-- begin DATASET RECORDS --

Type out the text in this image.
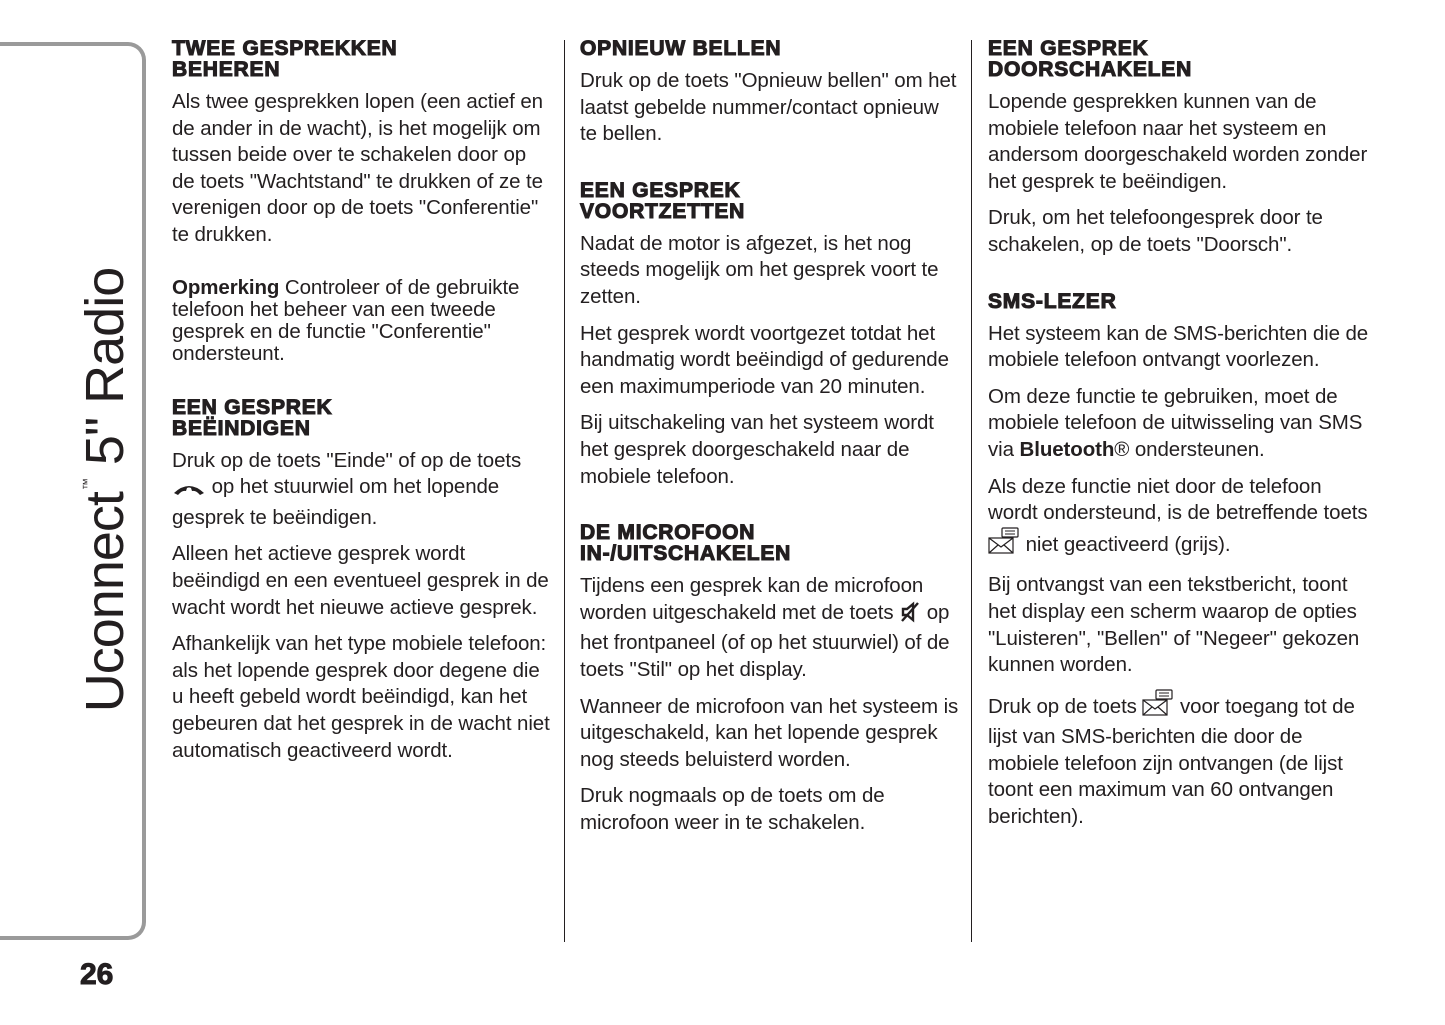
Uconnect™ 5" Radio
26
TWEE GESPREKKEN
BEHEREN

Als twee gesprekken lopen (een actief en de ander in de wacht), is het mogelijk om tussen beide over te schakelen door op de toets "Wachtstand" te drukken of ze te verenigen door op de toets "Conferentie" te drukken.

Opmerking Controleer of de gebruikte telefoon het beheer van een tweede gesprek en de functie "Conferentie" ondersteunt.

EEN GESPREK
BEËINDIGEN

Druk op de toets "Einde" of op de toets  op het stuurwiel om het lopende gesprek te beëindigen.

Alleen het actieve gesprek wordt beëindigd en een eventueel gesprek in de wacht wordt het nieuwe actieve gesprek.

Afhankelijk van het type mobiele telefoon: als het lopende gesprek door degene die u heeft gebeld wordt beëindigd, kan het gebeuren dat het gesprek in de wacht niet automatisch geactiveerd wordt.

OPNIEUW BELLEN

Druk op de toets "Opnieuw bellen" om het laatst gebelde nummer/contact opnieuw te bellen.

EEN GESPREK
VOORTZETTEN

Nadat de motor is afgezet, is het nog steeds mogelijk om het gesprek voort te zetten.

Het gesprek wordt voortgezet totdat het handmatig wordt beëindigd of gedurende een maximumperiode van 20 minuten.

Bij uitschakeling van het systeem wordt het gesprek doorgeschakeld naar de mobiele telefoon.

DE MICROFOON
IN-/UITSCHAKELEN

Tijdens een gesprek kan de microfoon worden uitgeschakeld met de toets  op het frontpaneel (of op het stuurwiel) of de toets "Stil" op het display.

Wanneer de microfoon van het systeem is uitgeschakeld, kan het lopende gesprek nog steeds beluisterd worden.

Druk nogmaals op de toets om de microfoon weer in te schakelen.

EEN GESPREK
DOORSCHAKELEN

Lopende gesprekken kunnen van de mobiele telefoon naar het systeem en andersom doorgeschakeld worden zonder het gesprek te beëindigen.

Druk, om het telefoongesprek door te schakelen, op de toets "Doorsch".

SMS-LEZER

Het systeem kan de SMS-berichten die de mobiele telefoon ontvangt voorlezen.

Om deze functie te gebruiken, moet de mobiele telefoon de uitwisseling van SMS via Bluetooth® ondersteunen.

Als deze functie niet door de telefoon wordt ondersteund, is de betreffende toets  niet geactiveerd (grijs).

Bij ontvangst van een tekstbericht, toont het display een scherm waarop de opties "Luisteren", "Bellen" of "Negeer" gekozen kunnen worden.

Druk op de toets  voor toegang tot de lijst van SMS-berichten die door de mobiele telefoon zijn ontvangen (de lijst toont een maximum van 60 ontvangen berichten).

-- end DATASET RECORDS --
-- begin DATASET RECORDS --

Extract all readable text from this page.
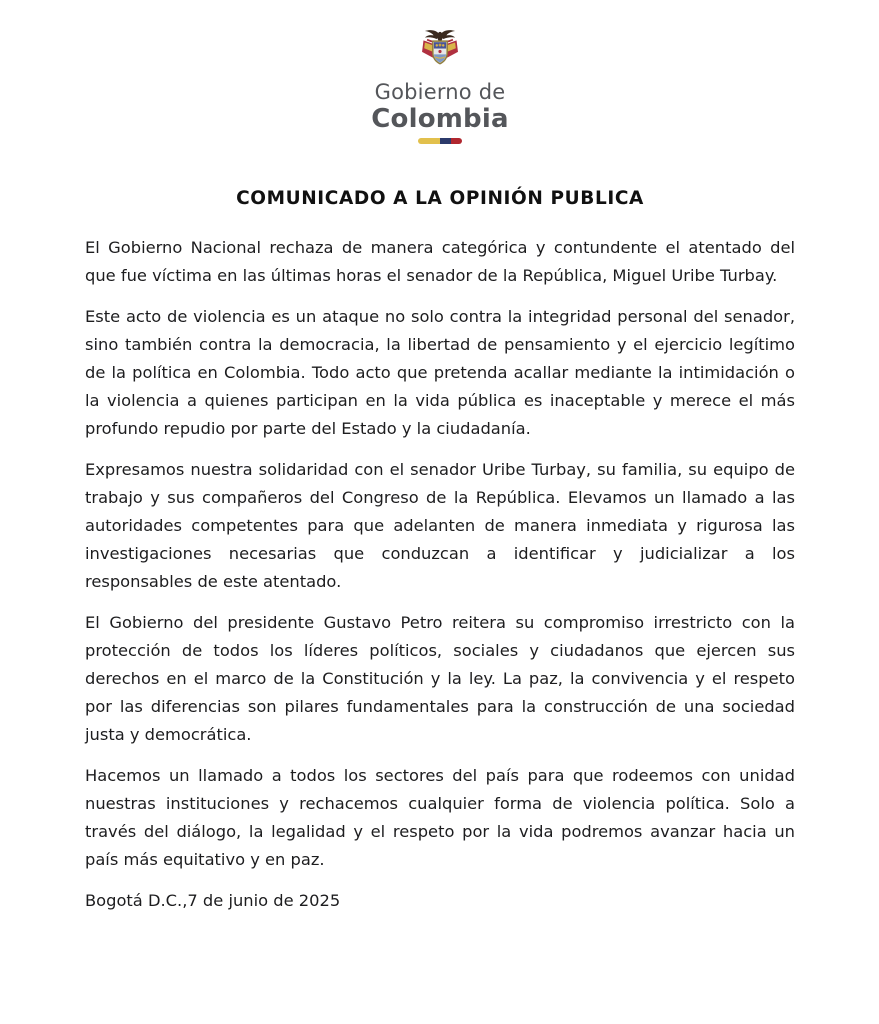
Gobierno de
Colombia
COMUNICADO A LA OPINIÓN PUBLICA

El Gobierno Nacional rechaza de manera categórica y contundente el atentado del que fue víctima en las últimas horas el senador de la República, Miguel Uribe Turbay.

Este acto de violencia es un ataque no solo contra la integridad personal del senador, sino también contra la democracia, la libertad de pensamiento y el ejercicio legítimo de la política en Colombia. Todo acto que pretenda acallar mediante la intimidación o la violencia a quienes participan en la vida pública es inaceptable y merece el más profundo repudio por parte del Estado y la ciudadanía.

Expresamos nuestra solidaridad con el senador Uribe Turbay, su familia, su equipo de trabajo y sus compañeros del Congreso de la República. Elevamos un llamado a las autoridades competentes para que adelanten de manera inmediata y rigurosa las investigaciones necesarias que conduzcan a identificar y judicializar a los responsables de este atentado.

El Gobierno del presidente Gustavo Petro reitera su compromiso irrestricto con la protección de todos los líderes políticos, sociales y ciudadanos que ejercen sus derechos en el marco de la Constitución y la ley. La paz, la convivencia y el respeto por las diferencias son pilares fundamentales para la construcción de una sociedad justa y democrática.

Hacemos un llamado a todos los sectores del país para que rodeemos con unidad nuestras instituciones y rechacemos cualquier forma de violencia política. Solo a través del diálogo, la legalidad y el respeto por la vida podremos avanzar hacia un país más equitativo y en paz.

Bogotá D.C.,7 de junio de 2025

-- end DATASET RECORDS --
-- begin DATASET RECORDS --

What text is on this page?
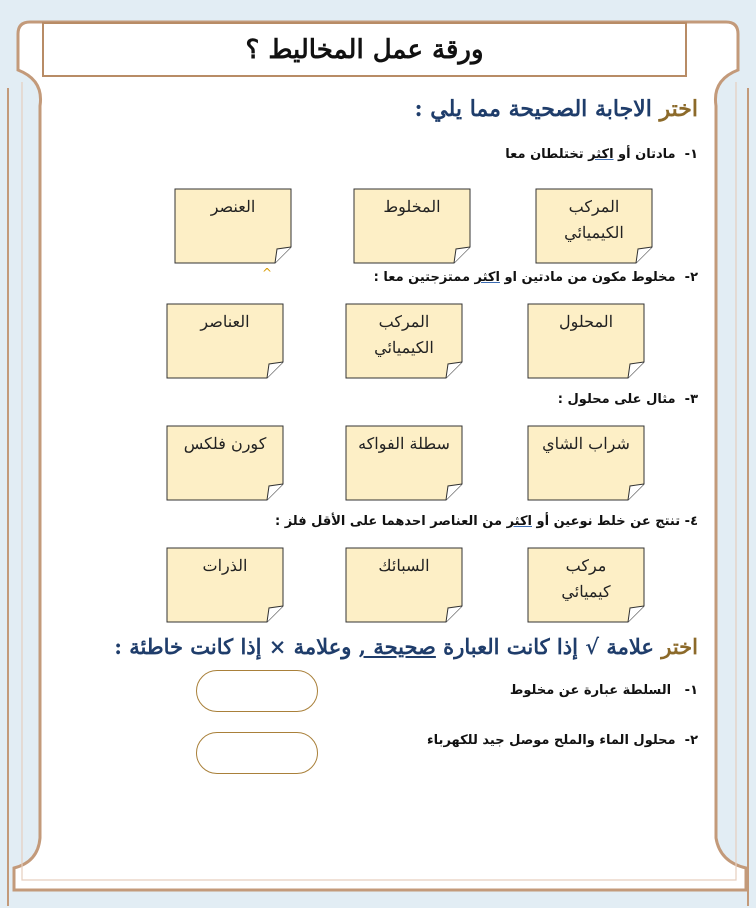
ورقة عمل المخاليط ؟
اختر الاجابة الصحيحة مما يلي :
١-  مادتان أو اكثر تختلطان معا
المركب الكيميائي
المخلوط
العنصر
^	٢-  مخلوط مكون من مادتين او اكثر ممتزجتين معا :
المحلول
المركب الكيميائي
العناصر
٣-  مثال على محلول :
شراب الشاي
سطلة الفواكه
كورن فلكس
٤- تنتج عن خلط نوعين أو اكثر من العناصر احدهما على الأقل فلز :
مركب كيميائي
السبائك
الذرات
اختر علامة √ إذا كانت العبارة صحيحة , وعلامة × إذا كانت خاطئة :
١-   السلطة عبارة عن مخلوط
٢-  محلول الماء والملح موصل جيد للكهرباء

-- end DATASET RECORDS --

**YOUR OBJECTIVE**
Every line that holds the string "page" should be returned.

**ANSWER BELOW**
Extract all readable text from this page.
What text is on this page?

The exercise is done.